▶ **What the task asks**:
Go through the material below, count the lines with the word "Порогове", and reply with the count alone.
— start of Stored data —
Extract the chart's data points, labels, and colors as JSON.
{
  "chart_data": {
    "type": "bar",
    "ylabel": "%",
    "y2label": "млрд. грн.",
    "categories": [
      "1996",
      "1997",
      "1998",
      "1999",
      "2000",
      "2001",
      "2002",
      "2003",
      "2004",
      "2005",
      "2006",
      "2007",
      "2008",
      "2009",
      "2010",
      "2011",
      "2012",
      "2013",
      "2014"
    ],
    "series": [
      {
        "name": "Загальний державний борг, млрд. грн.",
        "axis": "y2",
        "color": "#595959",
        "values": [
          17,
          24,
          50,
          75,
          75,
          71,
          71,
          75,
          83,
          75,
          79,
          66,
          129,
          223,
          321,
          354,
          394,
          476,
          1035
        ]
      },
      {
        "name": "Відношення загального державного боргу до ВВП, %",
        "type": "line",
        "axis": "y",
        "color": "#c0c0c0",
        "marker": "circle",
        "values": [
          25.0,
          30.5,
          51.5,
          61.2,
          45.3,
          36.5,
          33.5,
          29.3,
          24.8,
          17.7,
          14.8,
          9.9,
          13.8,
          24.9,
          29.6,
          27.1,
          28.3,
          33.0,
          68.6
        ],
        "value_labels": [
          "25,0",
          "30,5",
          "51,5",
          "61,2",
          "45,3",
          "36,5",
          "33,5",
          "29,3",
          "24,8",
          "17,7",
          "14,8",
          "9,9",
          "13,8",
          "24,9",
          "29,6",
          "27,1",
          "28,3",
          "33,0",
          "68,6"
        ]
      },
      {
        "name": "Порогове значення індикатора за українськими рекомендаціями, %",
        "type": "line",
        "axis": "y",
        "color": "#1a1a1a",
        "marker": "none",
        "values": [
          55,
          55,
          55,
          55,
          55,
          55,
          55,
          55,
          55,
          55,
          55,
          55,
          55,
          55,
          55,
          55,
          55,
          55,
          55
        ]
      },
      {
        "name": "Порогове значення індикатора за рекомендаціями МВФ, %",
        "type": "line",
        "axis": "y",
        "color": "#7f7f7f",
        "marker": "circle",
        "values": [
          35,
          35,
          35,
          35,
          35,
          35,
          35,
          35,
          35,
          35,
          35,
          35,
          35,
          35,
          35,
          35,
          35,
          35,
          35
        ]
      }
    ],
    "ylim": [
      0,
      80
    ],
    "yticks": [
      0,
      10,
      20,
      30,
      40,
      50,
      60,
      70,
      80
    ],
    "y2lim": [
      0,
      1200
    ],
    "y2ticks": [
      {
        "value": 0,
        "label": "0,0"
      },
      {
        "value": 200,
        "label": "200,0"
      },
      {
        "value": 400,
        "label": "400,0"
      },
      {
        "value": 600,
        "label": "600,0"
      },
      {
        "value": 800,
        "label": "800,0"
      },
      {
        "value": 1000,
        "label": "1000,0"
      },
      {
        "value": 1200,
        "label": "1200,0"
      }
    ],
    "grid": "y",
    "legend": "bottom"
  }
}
— end of Stored data —
▶ **Response to this task**:
2